*THE EXERCISE:*
Identify and pull out each line of the entries in which "content" occurs.

[begin INPUT ROWS]

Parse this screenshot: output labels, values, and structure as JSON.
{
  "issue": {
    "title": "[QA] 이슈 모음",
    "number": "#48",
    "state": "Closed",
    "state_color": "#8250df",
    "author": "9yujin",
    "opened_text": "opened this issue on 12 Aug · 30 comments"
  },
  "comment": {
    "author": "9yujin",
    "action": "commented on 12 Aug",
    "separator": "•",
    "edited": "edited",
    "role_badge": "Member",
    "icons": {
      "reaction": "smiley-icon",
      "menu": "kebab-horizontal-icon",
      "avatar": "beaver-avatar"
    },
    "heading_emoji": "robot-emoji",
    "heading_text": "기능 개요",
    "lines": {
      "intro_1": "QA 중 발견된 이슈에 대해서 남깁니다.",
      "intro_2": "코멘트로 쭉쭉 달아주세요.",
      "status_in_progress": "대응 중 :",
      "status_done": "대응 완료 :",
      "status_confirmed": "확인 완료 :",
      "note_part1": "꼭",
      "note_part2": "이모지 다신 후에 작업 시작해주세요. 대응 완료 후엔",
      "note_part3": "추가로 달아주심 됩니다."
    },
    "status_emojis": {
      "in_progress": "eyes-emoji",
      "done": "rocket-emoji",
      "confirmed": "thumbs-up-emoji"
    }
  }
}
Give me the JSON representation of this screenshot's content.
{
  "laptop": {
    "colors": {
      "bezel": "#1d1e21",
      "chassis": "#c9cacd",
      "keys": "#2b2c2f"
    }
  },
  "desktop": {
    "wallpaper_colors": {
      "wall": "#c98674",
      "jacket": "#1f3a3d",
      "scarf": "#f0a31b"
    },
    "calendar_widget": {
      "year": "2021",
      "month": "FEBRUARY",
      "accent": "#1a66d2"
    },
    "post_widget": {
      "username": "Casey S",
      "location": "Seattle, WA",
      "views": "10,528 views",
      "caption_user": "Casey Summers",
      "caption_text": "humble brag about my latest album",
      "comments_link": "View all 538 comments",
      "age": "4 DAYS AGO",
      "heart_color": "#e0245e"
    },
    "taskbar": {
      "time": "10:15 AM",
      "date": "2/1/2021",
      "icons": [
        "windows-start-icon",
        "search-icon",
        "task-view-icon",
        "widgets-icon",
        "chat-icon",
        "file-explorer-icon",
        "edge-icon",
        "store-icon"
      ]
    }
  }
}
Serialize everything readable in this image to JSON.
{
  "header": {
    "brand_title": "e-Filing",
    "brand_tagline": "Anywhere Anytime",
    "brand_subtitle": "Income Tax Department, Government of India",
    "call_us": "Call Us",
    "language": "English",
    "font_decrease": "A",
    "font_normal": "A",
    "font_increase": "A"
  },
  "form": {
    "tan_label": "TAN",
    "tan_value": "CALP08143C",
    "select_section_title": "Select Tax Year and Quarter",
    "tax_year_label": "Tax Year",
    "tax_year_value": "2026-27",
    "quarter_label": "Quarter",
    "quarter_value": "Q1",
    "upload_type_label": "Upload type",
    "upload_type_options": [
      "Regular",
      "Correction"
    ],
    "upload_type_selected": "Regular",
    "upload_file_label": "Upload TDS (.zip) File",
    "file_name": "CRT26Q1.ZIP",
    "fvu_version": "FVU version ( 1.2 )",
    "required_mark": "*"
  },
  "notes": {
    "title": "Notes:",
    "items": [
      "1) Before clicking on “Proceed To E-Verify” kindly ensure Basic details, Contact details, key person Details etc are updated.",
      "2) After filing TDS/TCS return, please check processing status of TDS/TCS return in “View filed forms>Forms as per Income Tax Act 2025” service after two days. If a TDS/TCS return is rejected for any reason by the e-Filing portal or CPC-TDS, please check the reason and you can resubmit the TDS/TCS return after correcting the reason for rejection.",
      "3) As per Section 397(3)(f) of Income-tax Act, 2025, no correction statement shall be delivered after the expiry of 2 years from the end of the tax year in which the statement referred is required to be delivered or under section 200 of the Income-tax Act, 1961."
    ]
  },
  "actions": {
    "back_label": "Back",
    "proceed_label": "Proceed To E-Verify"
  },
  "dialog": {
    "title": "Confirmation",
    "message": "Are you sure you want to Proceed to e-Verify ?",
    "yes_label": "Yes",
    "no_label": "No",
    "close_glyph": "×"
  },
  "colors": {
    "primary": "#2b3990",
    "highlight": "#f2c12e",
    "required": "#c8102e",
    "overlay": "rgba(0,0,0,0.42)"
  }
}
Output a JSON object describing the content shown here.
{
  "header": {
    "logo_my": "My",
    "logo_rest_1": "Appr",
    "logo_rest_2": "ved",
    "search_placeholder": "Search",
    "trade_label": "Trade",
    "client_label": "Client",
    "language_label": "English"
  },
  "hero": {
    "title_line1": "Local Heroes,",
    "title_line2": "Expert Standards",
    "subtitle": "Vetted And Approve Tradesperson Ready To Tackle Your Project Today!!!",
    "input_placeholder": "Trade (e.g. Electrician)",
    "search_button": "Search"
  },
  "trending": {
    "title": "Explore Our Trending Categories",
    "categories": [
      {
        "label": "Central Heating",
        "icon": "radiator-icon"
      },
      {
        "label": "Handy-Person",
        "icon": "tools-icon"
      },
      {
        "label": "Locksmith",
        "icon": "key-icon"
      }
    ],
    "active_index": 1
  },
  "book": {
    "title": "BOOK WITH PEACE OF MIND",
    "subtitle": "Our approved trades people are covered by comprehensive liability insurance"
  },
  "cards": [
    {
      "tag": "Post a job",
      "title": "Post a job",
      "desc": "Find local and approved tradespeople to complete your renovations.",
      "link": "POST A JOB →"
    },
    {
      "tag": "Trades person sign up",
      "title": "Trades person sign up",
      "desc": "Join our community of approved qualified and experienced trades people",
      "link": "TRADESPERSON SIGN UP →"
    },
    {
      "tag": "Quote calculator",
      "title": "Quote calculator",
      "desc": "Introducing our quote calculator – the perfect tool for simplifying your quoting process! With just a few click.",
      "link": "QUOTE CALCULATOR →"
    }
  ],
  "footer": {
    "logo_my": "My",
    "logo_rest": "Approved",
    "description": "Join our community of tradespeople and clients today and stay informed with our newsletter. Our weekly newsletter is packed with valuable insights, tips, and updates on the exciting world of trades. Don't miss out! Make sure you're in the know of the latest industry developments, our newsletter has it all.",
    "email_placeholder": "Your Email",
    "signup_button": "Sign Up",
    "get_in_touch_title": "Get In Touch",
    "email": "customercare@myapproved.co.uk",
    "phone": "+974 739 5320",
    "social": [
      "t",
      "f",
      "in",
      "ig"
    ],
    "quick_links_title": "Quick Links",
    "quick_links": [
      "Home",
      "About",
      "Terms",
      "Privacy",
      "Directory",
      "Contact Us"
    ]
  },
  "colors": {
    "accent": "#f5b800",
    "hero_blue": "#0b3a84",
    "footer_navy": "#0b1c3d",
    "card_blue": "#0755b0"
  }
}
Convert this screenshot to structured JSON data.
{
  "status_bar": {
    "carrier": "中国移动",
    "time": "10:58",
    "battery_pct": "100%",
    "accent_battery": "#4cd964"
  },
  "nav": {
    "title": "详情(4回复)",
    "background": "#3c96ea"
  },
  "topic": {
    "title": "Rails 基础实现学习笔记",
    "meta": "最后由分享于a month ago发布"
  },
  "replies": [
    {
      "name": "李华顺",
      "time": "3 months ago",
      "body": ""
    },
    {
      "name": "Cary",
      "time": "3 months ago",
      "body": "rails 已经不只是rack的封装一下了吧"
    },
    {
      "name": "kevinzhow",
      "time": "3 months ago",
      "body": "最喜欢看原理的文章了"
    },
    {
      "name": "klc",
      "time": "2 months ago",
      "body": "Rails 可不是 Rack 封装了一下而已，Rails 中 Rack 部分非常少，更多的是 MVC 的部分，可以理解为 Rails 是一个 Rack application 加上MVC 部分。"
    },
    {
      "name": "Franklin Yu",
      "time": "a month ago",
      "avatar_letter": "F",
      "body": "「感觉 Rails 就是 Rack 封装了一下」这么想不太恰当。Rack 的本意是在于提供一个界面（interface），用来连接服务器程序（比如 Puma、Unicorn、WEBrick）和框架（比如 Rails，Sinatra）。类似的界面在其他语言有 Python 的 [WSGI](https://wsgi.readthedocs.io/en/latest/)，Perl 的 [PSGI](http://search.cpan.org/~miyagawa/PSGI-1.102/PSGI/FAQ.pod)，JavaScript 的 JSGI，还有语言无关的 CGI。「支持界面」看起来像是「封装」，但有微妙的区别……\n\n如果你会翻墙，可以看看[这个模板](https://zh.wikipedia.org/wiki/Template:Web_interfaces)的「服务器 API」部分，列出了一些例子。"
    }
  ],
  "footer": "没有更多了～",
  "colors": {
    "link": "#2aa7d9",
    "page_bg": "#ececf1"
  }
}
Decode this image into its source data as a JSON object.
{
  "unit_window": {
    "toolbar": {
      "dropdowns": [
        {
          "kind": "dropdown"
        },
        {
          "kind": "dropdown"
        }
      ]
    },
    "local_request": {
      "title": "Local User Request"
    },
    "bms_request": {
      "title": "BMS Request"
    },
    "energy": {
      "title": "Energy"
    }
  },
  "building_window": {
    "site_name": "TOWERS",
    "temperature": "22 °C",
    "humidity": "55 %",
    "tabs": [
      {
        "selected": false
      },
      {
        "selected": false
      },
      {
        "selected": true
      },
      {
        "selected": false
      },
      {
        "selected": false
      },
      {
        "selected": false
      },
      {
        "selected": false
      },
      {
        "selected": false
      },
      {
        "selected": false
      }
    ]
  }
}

[end INPUT ROWS]

*SOLVED PROBLEM:*
Give me the JSON representation of this screenshot's content.
Output a JSON object describing the content shown here.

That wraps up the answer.